- _Data in this exercise_
****************
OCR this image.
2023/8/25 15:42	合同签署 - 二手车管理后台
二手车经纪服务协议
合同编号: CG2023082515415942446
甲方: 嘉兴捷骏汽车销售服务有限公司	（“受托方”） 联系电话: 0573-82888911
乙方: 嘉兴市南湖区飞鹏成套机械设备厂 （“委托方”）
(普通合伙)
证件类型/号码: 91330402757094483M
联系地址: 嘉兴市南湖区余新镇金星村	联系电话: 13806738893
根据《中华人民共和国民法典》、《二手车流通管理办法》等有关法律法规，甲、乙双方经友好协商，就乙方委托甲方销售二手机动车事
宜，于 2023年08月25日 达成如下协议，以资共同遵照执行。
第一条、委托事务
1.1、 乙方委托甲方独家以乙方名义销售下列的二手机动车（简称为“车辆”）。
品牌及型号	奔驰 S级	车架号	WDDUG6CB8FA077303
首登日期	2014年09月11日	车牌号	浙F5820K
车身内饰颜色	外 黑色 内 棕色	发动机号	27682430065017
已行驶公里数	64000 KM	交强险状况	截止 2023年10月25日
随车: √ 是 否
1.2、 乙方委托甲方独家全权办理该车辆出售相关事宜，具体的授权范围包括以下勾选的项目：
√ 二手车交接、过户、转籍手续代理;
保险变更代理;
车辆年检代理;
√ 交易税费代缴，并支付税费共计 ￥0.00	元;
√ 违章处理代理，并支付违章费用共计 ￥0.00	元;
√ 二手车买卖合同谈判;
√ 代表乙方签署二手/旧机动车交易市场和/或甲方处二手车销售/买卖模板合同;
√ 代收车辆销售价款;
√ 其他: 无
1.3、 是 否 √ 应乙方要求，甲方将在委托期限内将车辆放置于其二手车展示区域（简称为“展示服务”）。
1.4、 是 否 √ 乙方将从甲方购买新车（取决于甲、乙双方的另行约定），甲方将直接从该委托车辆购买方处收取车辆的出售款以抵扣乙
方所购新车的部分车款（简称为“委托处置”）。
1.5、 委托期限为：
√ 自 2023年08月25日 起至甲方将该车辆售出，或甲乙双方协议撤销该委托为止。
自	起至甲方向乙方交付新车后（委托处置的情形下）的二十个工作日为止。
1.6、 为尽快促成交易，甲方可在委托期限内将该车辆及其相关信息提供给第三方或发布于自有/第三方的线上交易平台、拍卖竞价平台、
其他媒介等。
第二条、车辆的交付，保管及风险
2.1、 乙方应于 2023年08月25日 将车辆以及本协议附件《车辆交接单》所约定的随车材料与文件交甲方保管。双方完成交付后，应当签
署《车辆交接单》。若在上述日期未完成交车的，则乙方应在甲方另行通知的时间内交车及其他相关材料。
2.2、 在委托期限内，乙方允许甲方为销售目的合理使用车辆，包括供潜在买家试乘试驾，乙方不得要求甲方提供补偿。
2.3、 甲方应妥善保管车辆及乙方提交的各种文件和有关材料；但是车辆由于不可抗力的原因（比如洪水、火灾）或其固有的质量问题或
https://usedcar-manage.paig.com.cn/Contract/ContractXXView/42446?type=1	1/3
****************
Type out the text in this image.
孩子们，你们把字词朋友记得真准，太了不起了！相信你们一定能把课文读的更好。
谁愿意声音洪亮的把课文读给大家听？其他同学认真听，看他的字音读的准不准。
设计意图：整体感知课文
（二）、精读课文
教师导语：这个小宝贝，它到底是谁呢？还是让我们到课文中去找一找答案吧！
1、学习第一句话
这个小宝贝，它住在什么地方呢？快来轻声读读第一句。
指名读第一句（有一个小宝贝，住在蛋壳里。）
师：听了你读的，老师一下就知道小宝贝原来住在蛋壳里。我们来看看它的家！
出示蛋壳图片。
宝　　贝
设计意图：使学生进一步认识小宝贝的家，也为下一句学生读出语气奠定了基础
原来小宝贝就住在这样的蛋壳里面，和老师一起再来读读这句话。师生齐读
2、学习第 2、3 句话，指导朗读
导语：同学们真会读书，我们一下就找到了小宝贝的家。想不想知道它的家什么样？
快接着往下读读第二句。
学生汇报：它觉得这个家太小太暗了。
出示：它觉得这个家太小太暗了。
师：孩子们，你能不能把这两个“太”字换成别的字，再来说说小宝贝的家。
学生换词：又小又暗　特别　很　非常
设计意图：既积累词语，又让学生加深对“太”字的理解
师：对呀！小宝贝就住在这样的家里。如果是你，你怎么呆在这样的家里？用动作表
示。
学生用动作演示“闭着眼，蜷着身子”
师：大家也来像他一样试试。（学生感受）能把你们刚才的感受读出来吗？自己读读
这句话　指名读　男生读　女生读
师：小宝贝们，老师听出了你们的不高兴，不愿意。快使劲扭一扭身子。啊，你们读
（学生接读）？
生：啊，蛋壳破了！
****************
- _Exercise prompt_
Search the data above for the string "联系电话" and copy each line that has it.

- _Solved problem_
甲方: 嘉兴捷骏汽车销售服务有限公司	（“受托方”） 联系电话: 0573-82888911
联系地址: 嘉兴市南湖区余新镇金星村	联系电话: 13806738893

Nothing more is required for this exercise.